— START OF Data extract —
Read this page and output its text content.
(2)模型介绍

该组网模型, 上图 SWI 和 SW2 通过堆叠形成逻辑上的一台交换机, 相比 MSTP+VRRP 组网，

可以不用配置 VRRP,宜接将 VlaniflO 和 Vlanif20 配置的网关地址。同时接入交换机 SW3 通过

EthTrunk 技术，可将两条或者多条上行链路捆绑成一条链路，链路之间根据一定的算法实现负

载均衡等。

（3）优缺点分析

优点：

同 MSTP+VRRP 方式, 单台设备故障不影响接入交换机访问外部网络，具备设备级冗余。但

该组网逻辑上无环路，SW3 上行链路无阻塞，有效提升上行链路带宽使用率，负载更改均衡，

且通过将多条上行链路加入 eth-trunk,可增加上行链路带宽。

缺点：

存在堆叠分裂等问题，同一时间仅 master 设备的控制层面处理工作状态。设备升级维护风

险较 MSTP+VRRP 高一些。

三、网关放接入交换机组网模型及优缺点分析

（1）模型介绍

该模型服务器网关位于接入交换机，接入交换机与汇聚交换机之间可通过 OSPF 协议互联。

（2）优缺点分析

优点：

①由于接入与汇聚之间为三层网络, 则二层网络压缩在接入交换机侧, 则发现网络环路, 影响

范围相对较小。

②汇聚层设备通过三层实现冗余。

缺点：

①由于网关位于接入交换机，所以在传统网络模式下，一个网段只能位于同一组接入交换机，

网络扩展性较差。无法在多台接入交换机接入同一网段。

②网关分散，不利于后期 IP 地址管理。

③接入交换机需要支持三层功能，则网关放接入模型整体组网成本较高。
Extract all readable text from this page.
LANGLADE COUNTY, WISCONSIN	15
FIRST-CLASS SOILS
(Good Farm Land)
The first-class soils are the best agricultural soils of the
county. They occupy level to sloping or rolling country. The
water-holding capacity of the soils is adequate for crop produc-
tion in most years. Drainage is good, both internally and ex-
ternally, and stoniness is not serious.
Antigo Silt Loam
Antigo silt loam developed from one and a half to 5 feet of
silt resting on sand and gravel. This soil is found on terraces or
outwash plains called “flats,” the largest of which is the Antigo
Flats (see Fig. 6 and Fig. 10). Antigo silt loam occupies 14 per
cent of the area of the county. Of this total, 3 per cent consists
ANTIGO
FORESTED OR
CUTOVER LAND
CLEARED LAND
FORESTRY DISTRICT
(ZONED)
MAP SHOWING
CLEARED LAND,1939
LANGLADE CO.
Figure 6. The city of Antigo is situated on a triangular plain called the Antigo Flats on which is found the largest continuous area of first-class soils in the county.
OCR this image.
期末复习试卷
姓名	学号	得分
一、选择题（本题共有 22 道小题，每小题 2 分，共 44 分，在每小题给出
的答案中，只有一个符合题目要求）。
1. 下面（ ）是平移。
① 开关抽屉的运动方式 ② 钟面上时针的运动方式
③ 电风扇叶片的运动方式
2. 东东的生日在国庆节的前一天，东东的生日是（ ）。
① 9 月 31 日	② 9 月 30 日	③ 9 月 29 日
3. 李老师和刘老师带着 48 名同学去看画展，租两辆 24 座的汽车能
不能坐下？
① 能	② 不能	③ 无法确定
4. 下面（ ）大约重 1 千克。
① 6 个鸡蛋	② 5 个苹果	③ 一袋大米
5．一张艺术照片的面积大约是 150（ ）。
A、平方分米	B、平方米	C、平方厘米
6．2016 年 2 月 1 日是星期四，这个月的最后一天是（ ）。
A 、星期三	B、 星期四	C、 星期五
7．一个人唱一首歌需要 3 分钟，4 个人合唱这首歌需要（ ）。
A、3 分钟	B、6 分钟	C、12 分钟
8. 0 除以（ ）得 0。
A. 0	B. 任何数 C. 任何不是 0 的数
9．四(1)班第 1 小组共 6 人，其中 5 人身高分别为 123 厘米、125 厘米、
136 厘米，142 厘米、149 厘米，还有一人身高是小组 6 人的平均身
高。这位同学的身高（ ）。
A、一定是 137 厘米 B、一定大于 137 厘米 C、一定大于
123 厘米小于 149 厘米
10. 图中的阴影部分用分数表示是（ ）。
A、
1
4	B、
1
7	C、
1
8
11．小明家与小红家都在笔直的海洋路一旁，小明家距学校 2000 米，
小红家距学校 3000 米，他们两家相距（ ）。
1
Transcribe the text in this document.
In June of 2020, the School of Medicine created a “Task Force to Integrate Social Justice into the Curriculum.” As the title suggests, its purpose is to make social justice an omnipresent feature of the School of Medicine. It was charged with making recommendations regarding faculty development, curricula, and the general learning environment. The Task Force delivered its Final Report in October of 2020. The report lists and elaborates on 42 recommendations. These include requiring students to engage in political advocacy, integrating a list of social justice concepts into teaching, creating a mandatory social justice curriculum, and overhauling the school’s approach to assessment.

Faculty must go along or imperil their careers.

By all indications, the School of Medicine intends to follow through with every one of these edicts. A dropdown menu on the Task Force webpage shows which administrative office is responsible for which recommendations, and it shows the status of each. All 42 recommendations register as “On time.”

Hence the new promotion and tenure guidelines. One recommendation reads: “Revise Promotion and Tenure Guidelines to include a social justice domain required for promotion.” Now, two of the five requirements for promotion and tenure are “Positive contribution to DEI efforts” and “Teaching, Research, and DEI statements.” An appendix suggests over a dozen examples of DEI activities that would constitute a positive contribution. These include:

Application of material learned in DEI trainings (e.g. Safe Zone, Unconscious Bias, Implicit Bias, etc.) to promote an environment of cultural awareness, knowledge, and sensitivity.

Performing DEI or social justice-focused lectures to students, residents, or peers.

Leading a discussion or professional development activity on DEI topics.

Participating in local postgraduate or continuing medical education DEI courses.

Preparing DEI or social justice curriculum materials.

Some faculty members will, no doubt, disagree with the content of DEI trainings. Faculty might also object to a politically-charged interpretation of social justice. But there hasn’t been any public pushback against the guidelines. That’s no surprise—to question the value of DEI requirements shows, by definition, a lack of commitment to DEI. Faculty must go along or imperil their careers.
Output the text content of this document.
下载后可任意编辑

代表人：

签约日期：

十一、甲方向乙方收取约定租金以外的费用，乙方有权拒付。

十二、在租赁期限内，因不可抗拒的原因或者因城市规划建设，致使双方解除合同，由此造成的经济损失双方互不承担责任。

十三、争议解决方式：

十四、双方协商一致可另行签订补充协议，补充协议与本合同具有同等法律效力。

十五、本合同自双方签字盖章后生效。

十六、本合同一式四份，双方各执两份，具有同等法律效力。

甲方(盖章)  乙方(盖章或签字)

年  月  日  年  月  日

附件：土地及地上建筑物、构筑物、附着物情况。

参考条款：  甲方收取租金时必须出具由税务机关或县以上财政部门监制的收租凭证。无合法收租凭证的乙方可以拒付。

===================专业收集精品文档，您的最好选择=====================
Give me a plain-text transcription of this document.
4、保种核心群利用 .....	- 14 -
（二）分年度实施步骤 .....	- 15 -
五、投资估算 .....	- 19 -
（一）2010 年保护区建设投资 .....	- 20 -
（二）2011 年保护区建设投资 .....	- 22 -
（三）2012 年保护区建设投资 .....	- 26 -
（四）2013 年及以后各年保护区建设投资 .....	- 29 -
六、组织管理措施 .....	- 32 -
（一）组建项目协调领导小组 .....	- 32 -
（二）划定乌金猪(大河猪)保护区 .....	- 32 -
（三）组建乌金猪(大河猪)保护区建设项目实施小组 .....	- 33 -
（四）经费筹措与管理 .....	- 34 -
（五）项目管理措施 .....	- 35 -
— END OF Data extract —
▶ **Given instruction**: Make a verbatim copy of every entry shown above.

▶ **Task response**:
Read this page and output its text content.
(2)模型介绍

该组网模型, 上图 SWI 和 SW2 通过堆叠形成逻辑上的一台交换机, 相比 MSTP+VRRP 组网，

可以不用配置 VRRP,宜接将 VlaniflO 和 Vlanif20 配置的网关地址。同时接入交换机 SW3 通过

EthTrunk 技术，可将两条或者多条上行链路捆绑成一条链路，链路之间根据一定的算法实现负

载均衡等。

（3）优缺点分析

优点：

同 MSTP+VRRP 方式, 单台设备故障不影响接入交换机访问外部网络，具备设备级冗余。但

该组网逻辑上无环路，SW3 上行链路无阻塞，有效提升上行链路带宽使用率，负载更改均衡，

且通过将多条上行链路加入 eth-trunk,可增加上行链路带宽。

缺点：

存在堆叠分裂等问题，同一时间仅 master 设备的控制层面处理工作状态。设备升级维护风

险较 MSTP+VRRP 高一些。

三、网关放接入交换机组网模型及优缺点分析

（1）模型介绍

该模型服务器网关位于接入交换机，接入交换机与汇聚交换机之间可通过 OSPF 协议互联。

（2）优缺点分析

优点：

①由于接入与汇聚之间为三层网络, 则二层网络压缩在接入交换机侧, 则发现网络环路, 影响

范围相对较小。

②汇聚层设备通过三层实现冗余。

缺点：

①由于网关位于接入交换机，所以在传统网络模式下，一个网段只能位于同一组接入交换机，

网络扩展性较差。无法在多台接入交换机接入同一网段。

②网关分散，不利于后期 IP 地址管理。

③接入交换机需要支持三层功能，则网关放接入模型整体组网成本较高。
Extract all readable text from this page.
LANGLADE COUNTY, WISCONSIN	15
FIRST-CLASS SOILS
(Good Farm Land)
The first-class soils are the best agricultural soils of the
county. They occupy level to sloping or rolling country. The
water-holding capacity of the soils is adequate for crop produc-
tion in most years. Drainage is good, both internally and ex-
ternally, and stoniness is not serious.
Antigo Silt Loam
Antigo silt loam developed from one and a half to 5 feet of
silt resting on sand and gravel. This soil is found on terraces or
outwash plains called “flats,” the largest of which is the Antigo
Flats (see Fig. 6 and Fig. 10). Antigo silt loam occupies 14 per
cent of the area of the county. Of this total, 3 per cent consists
ANTIGO
FORESTED OR
CUTOVER LAND
CLEARED LAND
FORESTRY DISTRICT
(ZONED)
MAP SHOWING
CLEARED LAND,1939
LANGLADE CO.
Figure 6. The city of Antigo is situated on a triangular plain called the Antigo Flats on which is found the largest continuous area of first-class soils in the county.
OCR this image.
期末复习试卷
姓名	学号	得分
一、选择题（本题共有 22 道小题，每小题 2 分，共 44 分，在每小题给出
的答案中，只有一个符合题目要求）。
1. 下面（ ）是平移。
① 开关抽屉的运动方式 ② 钟面上时针的运动方式
③ 电风扇叶片的运动方式
2. 东东的生日在国庆节的前一天，东东的生日是（ ）。
① 9 月 31 日	② 9 月 30 日	③ 9 月 29 日
3. 李老师和刘老师带着 48 名同学去看画展，租两辆 24 座的汽车能
不能坐下？
① 能	② 不能	③ 无法确定
4. 下面（ ）大约重 1 千克。
① 6 个鸡蛋	② 5 个苹果	③ 一袋大米
5．一张艺术照片的面积大约是 150（ ）。
A、平方分米	B、平方米	C、平方厘米
6．2016 年 2 月 1 日是星期四，这个月的最后一天是（ ）。
A 、星期三	B、 星期四	C、 星期五
7．一个人唱一首歌需要 3 分钟，4 个人合唱这首歌需要（ ）。
A、3 分钟	B、6 分钟	C、12 分钟
8. 0 除以（ ）得 0。
A. 0	B. 任何数 C. 任何不是 0 的数
9．四(1)班第 1 小组共 6 人，其中 5 人身高分别为 123 厘米、125 厘米、
136 厘米，142 厘米、149 厘米，还有一人身高是小组 6 人的平均身
高。这位同学的身高（ ）。
A、一定是 137 厘米 B、一定大于 137 厘米 C、一定大于
123 厘米小于 149 厘米
10. 图中的阴影部分用分数表示是（ ）。
A、
1
4	B、
1
7	C、
1
8
11．小明家与小红家都在笔直的海洋路一旁，小明家距学校 2000 米，
小红家距学校 3000 米，他们两家相距（ ）。
1
Transcribe the text in this document.
In June of 2020, the School of Medicine created a “Task Force to Integrate Social Justice into the Curriculum.” As the title suggests, its purpose is to make social justice an omnipresent feature of the School of Medicine. It was charged with making recommendations regarding faculty development, curricula, and the general learning environment. The Task Force delivered its Final Report in October of 2020. The report lists and elaborates on 42 recommendations. These include requiring students to engage in political advocacy, integrating a list of social justice concepts into teaching, creating a mandatory social justice curriculum, and overhauling the school’s approach to assessment.

Faculty must go along or imperil their careers.

By all indications, the School of Medicine intends to follow through with every one of these edicts. A dropdown menu on the Task Force webpage shows which administrative office is responsible for which recommendations, and it shows the status of each. All 42 recommendations register as “On time.”

Hence the new promotion and tenure guidelines. One recommendation reads: “Revise Promotion and Tenure Guidelines to include a social justice domain required for promotion.” Now, two of the five requirements for promotion and tenure are “Positive contribution to DEI efforts” and “Teaching, Research, and DEI statements.” An appendix suggests over a dozen examples of DEI activities that would constitute a positive contribution. These include:

Application of material learned in DEI trainings (e.g. Safe Zone, Unconscious Bias, Implicit Bias, etc.) to promote an environment of cultural awareness, knowledge, and sensitivity.

Performing DEI or social justice-focused lectures to students, residents, or peers.

Leading a discussion or professional development activity on DEI topics.

Participating in local postgraduate or continuing medical education DEI courses.

Preparing DEI or social justice curriculum materials.

Some faculty members will, no doubt, disagree with the content of DEI trainings. Faculty might also object to a politically-charged interpretation of social justice. But there hasn’t been any public pushback against the guidelines. That’s no surprise—to question the value of DEI requirements shows, by definition, a lack of commitment to DEI. Faculty must go along or imperil their careers.
Output the text content of this document.
下载后可任意编辑

代表人：

签约日期：

十一、甲方向乙方收取约定租金以外的费用，乙方有权拒付。

十二、在租赁期限内，因不可抗拒的原因或者因城市规划建设，致使双方解除合同，由此造成的经济损失双方互不承担责任。

十三、争议解决方式：

十四、双方协商一致可另行签订补充协议，补充协议与本合同具有同等法律效力。

十五、本合同自双方签字盖章后生效。

十六、本合同一式四份，双方各执两份，具有同等法律效力。

甲方(盖章)  乙方(盖章或签字)

年  月  日  年  月  日

附件：土地及地上建筑物、构筑物、附着物情况。

参考条款：  甲方收取租金时必须出具由税务机关或县以上财政部门监制的收租凭证。无合法收租凭证的乙方可以拒付。

===================专业收集精品文档，您的最好选择=====================
Give me a plain-text transcription of this document.
4、保种核心群利用 .....	- 14 -
（二）分年度实施步骤 .....	- 15 -
五、投资估算 .....	- 19 -
（一）2010 年保护区建设投资 .....	- 20 -
（二）2011 年保护区建设投资 .....	- 22 -
（三）2012 年保护区建设投资 .....	- 26 -
（四）2013 年及以后各年保护区建设投资 .....	- 29 -
六、组织管理措施 .....	- 32 -
（一）组建项目协调领导小组 .....	- 32 -
（二）划定乌金猪(大河猪)保护区 .....	- 32 -
（三）组建乌金猪(大河猪)保护区建设项目实施小组 .....	- 33 -
（四）经费筹措与管理 .....	- 34 -
（五）项目管理措施 .....	- 35 -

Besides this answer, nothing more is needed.